# [What the exercise asks]
What follows is a set of records; repeat all of them exactly.

# [Stored records]

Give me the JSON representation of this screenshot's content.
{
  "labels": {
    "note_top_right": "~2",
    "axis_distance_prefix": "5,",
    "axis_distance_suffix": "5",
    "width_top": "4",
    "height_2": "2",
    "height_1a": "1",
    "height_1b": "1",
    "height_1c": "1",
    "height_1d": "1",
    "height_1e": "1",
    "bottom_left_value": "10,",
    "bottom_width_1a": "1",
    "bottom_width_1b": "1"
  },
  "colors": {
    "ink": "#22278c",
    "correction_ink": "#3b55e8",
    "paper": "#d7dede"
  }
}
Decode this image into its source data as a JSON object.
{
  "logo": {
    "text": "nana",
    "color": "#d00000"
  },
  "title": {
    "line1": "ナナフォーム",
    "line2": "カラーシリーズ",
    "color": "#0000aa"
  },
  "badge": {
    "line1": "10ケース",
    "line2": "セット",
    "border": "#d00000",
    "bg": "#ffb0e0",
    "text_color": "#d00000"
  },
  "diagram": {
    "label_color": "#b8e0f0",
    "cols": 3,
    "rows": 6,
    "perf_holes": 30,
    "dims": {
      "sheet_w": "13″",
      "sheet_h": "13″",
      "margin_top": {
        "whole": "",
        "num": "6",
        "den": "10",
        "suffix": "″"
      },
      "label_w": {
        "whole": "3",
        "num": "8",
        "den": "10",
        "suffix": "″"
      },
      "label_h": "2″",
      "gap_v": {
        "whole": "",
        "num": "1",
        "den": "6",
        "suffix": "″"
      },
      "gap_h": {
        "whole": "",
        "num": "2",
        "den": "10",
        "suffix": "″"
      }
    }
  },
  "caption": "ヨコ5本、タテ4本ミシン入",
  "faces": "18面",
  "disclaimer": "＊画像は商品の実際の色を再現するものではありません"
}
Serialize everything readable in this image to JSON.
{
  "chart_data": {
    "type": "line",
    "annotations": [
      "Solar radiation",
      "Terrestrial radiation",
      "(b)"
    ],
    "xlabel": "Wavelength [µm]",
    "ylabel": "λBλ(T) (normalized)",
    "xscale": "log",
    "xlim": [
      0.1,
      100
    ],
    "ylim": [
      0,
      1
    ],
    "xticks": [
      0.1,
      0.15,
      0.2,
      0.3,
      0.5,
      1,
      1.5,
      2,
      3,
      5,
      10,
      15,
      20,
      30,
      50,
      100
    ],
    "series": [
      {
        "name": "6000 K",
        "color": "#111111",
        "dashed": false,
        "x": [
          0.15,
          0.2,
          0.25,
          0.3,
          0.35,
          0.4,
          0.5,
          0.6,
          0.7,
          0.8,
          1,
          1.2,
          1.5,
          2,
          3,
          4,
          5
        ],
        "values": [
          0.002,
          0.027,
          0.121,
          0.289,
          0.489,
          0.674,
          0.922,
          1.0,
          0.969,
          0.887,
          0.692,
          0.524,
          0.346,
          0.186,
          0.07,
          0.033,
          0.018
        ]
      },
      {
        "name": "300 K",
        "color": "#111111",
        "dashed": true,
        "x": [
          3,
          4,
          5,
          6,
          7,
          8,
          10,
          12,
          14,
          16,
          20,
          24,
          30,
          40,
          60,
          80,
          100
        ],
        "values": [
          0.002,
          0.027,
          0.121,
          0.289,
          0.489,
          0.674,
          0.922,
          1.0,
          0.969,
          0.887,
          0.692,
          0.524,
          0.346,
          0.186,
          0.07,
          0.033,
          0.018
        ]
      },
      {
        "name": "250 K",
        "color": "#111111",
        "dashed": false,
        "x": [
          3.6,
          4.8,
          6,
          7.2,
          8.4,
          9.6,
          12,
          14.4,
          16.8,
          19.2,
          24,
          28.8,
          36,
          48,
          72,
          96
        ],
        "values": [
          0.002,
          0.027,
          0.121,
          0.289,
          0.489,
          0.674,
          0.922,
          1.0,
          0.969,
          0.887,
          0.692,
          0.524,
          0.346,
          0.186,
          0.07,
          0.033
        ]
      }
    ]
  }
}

# [Written response]
Give me the JSON representation of this screenshot's content.
{
  "labels": {
    "note_top_right": "~2",
    "axis_distance_prefix": "5,",
    "axis_distance_suffix": "5",
    "width_top": "4",
    "height_2": "2",
    "height_1a": "1",
    "height_1b": "1",
    "height_1c": "1",
    "height_1d": "1",
    "height_1e": "1",
    "bottom_left_value": "10,",
    "bottom_width_1a": "1",
    "bottom_width_1b": "1"
  },
  "colors": {
    "ink": "#22278c",
    "correction_ink": "#3b55e8",
    "paper": "#d7dede"
  }
}
Decode this image into its source data as a JSON object.
{
  "logo": {
    "text": "nana",
    "color": "#d00000"
  },
  "title": {
    "line1": "ナナフォーム",
    "line2": "カラーシリーズ",
    "color": "#0000aa"
  },
  "badge": {
    "line1": "10ケース",
    "line2": "セット",
    "border": "#d00000",
    "bg": "#ffb0e0",
    "text_color": "#d00000"
  },
  "diagram": {
    "label_color": "#b8e0f0",
    "cols": 3,
    "rows": 6,
    "perf_holes": 30,
    "dims": {
      "sheet_w": "13″",
      "sheet_h": "13″",
      "margin_top": {
        "whole": "",
        "num": "6",
        "den": "10",
        "suffix": "″"
      },
      "label_w": {
        "whole": "3",
        "num": "8",
        "den": "10",
        "suffix": "″"
      },
      "label_h": "2″",
      "gap_v": {
        "whole": "",
        "num": "1",
        "den": "6",
        "suffix": "″"
      },
      "gap_h": {
        "whole": "",
        "num": "2",
        "den": "10",
        "suffix": "″"
      }
    }
  },
  "caption": "ヨコ5本、タテ4本ミシン入",
  "faces": "18面",
  "disclaimer": "＊画像は商品の実際の色を再現するものではありません"
}
Serialize everything readable in this image to JSON.
{
  "chart_data": {
    "type": "line",
    "annotations": [
      "Solar radiation",
      "Terrestrial radiation",
      "(b)"
    ],
    "xlabel": "Wavelength [µm]",
    "ylabel": "λBλ(T) (normalized)",
    "xscale": "log",
    "xlim": [
      0.1,
      100
    ],
    "ylim": [
      0,
      1
    ],
    "xticks": [
      0.1,
      0.15,
      0.2,
      0.3,
      0.5,
      1,
      1.5,
      2,
      3,
      5,
      10,
      15,
      20,
      30,
      50,
      100
    ],
    "series": [
      {
        "name": "6000 K",
        "color": "#111111",
        "dashed": false,
        "x": [
          0.15,
          0.2,
          0.25,
          0.3,
          0.35,
          0.4,
          0.5,
          0.6,
          0.7,
          0.8,
          1,
          1.2,
          1.5,
          2,
          3,
          4,
          5
        ],
        "values": [
          0.002,
          0.027,
          0.121,
          0.289,
          0.489,
          0.674,
          0.922,
          1.0,
          0.969,
          0.887,
          0.692,
          0.524,
          0.346,
          0.186,
          0.07,
          0.033,
          0.018
        ]
      },
      {
        "name": "300 K",
        "color": "#111111",
        "dashed": true,
        "x": [
          3,
          4,
          5,
          6,
          7,
          8,
          10,
          12,
          14,
          16,
          20,
          24,
          30,
          40,
          60,
          80,
          100
        ],
        "values": [
          0.002,
          0.027,
          0.121,
          0.289,
          0.489,
          0.674,
          0.922,
          1.0,
          0.969,
          0.887,
          0.692,
          0.524,
          0.346,
          0.186,
          0.07,
          0.033,
          0.018
        ]
      },
      {
        "name": "250 K",
        "color": "#111111",
        "dashed": false,
        "x": [
          3.6,
          4.8,
          6,
          7.2,
          8.4,
          9.6,
          12,
          14.4,
          16.8,
          19.2,
          24,
          28.8,
          36,
          48,
          72,
          96
        ],
        "values": [
          0.002,
          0.027,
          0.121,
          0.289,
          0.489,
          0.674,
          0.922,
          1.0,
          0.969,
          0.887,
          0.692,
          0.524,
          0.346,
          0.186,
          0.07,
          0.033
        ]
      }
    ]
  }
}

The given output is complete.